◆ Do this
Wherever the word "configuration" appears in a line, copy that line.

◆ Data supplied

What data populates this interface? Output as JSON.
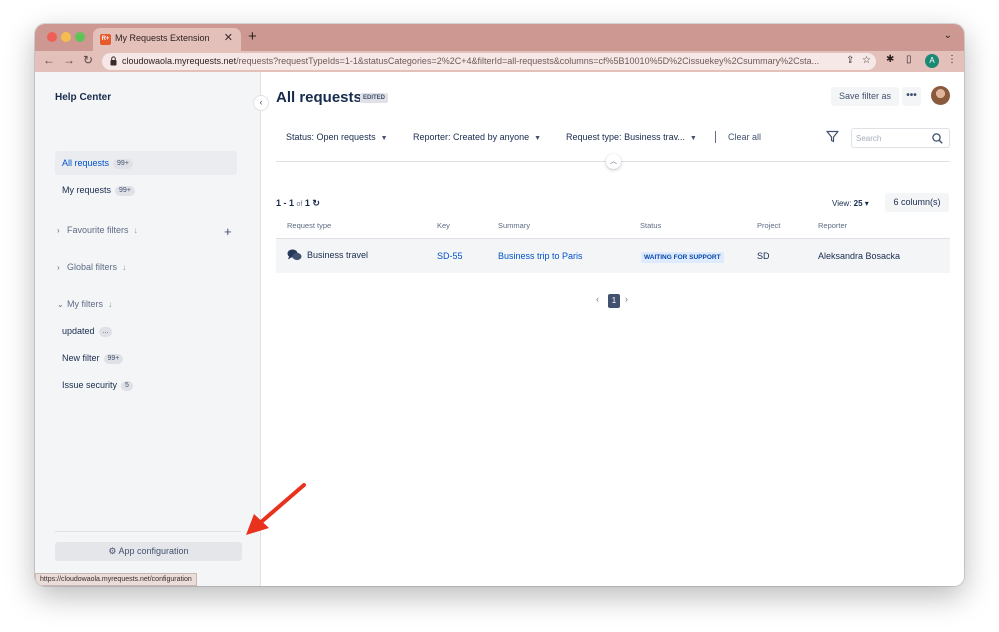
{
  "browser": {
    "tab_title": "My Requests Extension",
    "tab_favicon_text": "R+",
    "url_host": "cloudowaola.myrequests.net",
    "url_path": "/requests?requestTypeIds=1-1&statusCategories=2%2C+4&filterId=all-requests&columns=cf%5B10010%5D%2Cissuekey%2Csummary%2Csta...",
    "profile_initial": "A",
    "status_bar_url": "https://cloudowaola.myrequests.net/configuration"
  },
  "sidebar": {
    "title": "Help Center",
    "items": [
      {
        "label": "All requests",
        "badge": "99+"
      },
      {
        "label": "My requests",
        "badge": "99+"
      }
    ],
    "sections": {
      "favourite": "Favourite filters",
      "global": "Global filters",
      "my": "My filters"
    },
    "my_filters": [
      {
        "label": "updated",
        "badge": "..."
      },
      {
        "label": "New filter",
        "badge": "99+"
      },
      {
        "label": "Issue security",
        "badge": "5"
      }
    ],
    "app_config_label": "App configuration"
  },
  "header": {
    "title": "All requests",
    "edited_badge": "EDITED",
    "save_filter_label": "Save filter as",
    "more_label": "•••"
  },
  "filters": {
    "status_prefix": "Status:",
    "status_value": "Open requests",
    "reporter_prefix": "Reporter:",
    "reporter_value": "Created by anyone",
    "type_prefix": "Request type:",
    "type_value": "Business trav...",
    "clear_all": "Clear all",
    "search_placeholder": "Search"
  },
  "results": {
    "range": "1 - 1",
    "of": "of",
    "total": "1",
    "view_label": "View:",
    "view_value": "25",
    "columns_label": "6 column(s)"
  },
  "table": {
    "headers": [
      "Request type",
      "Key",
      "Summary",
      "Status",
      "Project",
      "Reporter"
    ],
    "rows": [
      {
        "request_type": "Business travel",
        "key": "SD-55",
        "summary": "Business trip to Paris",
        "status": "WAITING FOR SUPPORT",
        "project": "SD",
        "reporter": "Aleksandra Bosacka"
      }
    ]
  },
  "pagination": {
    "current": "1",
    "prev": "‹",
    "next": "›"
  },
  "colors": {
    "accent": "#0052cc",
    "annotation_arrow": "#e8321e",
    "browser_chrome": "#cd9892"
  }
}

◆ Expected output
    "status_bar_url": "https://cloudowaola.myrequests.net/configuration"
    "app_config_label": "App configuration"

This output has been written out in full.